---------- DATASET ENTRIES ----------

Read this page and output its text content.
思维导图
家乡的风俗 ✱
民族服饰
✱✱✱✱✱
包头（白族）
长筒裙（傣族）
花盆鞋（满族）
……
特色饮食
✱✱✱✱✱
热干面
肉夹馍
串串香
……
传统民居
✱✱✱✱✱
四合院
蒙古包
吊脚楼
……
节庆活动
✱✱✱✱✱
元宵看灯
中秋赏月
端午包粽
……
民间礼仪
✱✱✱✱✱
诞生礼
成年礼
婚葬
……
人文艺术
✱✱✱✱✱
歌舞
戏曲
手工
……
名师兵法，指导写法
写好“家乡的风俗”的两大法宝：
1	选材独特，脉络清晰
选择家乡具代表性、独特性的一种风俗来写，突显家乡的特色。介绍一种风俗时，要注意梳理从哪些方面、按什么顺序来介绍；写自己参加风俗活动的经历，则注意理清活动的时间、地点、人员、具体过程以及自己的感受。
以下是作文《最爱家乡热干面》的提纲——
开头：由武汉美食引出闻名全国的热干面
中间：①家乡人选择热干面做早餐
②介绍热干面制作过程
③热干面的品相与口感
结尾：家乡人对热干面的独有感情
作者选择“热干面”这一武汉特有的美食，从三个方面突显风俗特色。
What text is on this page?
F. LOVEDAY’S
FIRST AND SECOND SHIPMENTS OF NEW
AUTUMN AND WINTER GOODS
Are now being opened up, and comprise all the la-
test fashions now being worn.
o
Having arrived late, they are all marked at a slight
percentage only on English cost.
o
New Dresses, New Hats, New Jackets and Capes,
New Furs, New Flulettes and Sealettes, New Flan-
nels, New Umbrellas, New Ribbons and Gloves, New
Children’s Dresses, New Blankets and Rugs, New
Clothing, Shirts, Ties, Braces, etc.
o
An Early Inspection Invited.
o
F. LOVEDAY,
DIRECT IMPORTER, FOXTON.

----------

» AIM: Retype all of the material above with every character intact.

» TASK OUTPUT:
Read this page and output its text content.
思维导图
家乡的风俗 ✱
民族服饰
✱✱✱✱✱
包头（白族）
长筒裙（傣族）
花盆鞋（满族）
……
特色饮食
✱✱✱✱✱
热干面
肉夹馍
串串香
……
传统民居
✱✱✱✱✱
四合院
蒙古包
吊脚楼
……
节庆活动
✱✱✱✱✱
元宵看灯
中秋赏月
端午包粽
……
民间礼仪
✱✱✱✱✱
诞生礼
成年礼
婚葬
……
人文艺术
✱✱✱✱✱
歌舞
戏曲
手工
……
名师兵法，指导写法
写好“家乡的风俗”的两大法宝：
1	选材独特，脉络清晰
选择家乡具代表性、独特性的一种风俗来写，突显家乡的特色。介绍一种风俗时，要注意梳理从哪些方面、按什么顺序来介绍；写自己参加风俗活动的经历，则注意理清活动的时间、地点、人员、具体过程以及自己的感受。
以下是作文《最爱家乡热干面》的提纲——
开头：由武汉美食引出闻名全国的热干面
中间：①家乡人选择热干面做早餐
②介绍热干面制作过程
③热干面的品相与口感
结尾：家乡人对热干面的独有感情
作者选择“热干面”这一武汉特有的美食，从三个方面突显风俗特色。
What text is on this page?
F. LOVEDAY’S
FIRST AND SECOND SHIPMENTS OF NEW
AUTUMN AND WINTER GOODS
Are now being opened up, and comprise all the la-
test fashions now being worn.
o
Having arrived late, they are all marked at a slight
percentage only on English cost.
o
New Dresses, New Hats, New Jackets and Capes,
New Furs, New Flulettes and Sealettes, New Flan-
nels, New Umbrellas, New Ribbons and Gloves, New
Children’s Dresses, New Blankets and Rugs, New
Clothing, Shirts, Ties, Braces, etc.
o
An Early Inspection Invited.
o
F. LOVEDAY,
DIRECT IMPORTER, FOXTON.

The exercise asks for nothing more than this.